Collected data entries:

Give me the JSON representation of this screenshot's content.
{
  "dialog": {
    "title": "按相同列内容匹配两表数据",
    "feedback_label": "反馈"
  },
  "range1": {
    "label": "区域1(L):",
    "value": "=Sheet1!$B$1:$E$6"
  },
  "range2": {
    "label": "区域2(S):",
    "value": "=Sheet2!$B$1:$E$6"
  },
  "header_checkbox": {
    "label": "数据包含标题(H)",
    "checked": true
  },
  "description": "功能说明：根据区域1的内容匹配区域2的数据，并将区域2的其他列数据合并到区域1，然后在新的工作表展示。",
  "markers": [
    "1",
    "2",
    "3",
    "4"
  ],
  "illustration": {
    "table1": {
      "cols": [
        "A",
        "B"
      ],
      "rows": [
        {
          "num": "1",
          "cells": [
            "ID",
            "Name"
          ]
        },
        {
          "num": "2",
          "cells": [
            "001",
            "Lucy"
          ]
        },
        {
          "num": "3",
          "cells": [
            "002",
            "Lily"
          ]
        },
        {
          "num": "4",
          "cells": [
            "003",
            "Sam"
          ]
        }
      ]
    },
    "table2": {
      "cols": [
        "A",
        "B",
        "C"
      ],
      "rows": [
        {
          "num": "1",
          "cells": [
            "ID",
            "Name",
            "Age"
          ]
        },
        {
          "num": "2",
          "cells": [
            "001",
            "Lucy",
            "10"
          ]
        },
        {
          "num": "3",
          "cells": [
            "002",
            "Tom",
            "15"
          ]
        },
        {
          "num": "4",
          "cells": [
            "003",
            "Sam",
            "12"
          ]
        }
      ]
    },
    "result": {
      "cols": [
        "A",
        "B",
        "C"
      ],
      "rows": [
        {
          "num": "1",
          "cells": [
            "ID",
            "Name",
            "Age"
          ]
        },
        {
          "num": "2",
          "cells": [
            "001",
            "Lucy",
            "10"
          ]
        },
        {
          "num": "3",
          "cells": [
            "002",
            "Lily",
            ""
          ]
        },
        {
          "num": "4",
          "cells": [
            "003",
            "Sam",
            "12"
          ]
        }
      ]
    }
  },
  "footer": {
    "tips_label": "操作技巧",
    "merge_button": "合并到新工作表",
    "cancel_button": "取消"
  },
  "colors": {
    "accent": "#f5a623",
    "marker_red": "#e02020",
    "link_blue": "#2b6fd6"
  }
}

### What you will do:
Transcribe all of the lines in the records precisely.

### Answer to the problem:
Give me the JSON representation of this screenshot's content.
{
  "dialog": {
    "title": "按相同列内容匹配两表数据",
    "feedback_label": "反馈"
  },
  "range1": {
    "label": "区域1(L):",
    "value": "=Sheet1!$B$1:$E$6"
  },
  "range2": {
    "label": "区域2(S):",
    "value": "=Sheet2!$B$1:$E$6"
  },
  "header_checkbox": {
    "label": "数据包含标题(H)",
    "checked": true
  },
  "description": "功能说明：根据区域1的内容匹配区域2的数据，并将区域2的其他列数据合并到区域1，然后在新的工作表展示。",
  "markers": [
    "1",
    "2",
    "3",
    "4"
  ],
  "illustration": {
    "table1": {
      "cols": [
        "A",
        "B"
      ],
      "rows": [
        {
          "num": "1",
          "cells": [
            "ID",
            "Name"
          ]
        },
        {
          "num": "2",
          "cells": [
            "001",
            "Lucy"
          ]
        },
        {
          "num": "3",
          "cells": [
            "002",
            "Lily"
          ]
        },
        {
          "num": "4",
          "cells": [
            "003",
            "Sam"
          ]
        }
      ]
    },
    "table2": {
      "cols": [
        "A",
        "B",
        "C"
      ],
      "rows": [
        {
          "num": "1",
          "cells": [
            "ID",
            "Name",
            "Age"
          ]
        },
        {
          "num": "2",
          "cells": [
            "001",
            "Lucy",
            "10"
          ]
        },
        {
          "num": "3",
          "cells": [
            "002",
            "Tom",
            "15"
          ]
        },
        {
          "num": "4",
          "cells": [
            "003",
            "Sam",
            "12"
          ]
        }
      ]
    },
    "result": {
      "cols": [
        "A",
        "B",
        "C"
      ],
      "rows": [
        {
          "num": "1",
          "cells": [
            "ID",
            "Name",
            "Age"
          ]
        },
        {
          "num": "2",
          "cells": [
            "001",
            "Lucy",
            "10"
          ]
        },
        {
          "num": "3",
          "cells": [
            "002",
            "Lily",
            ""
          ]
        },
        {
          "num": "4",
          "cells": [
            "003",
            "Sam",
            "12"
          ]
        }
      ]
    }
  },
  "footer": {
    "tips_label": "操作技巧",
    "merge_button": "合并到新工作表",
    "cancel_button": "取消"
  },
  "colors": {
    "accent": "#f5a623",
    "marker_red": "#e02020",
    "link_blue": "#2b6fd6"
  }
}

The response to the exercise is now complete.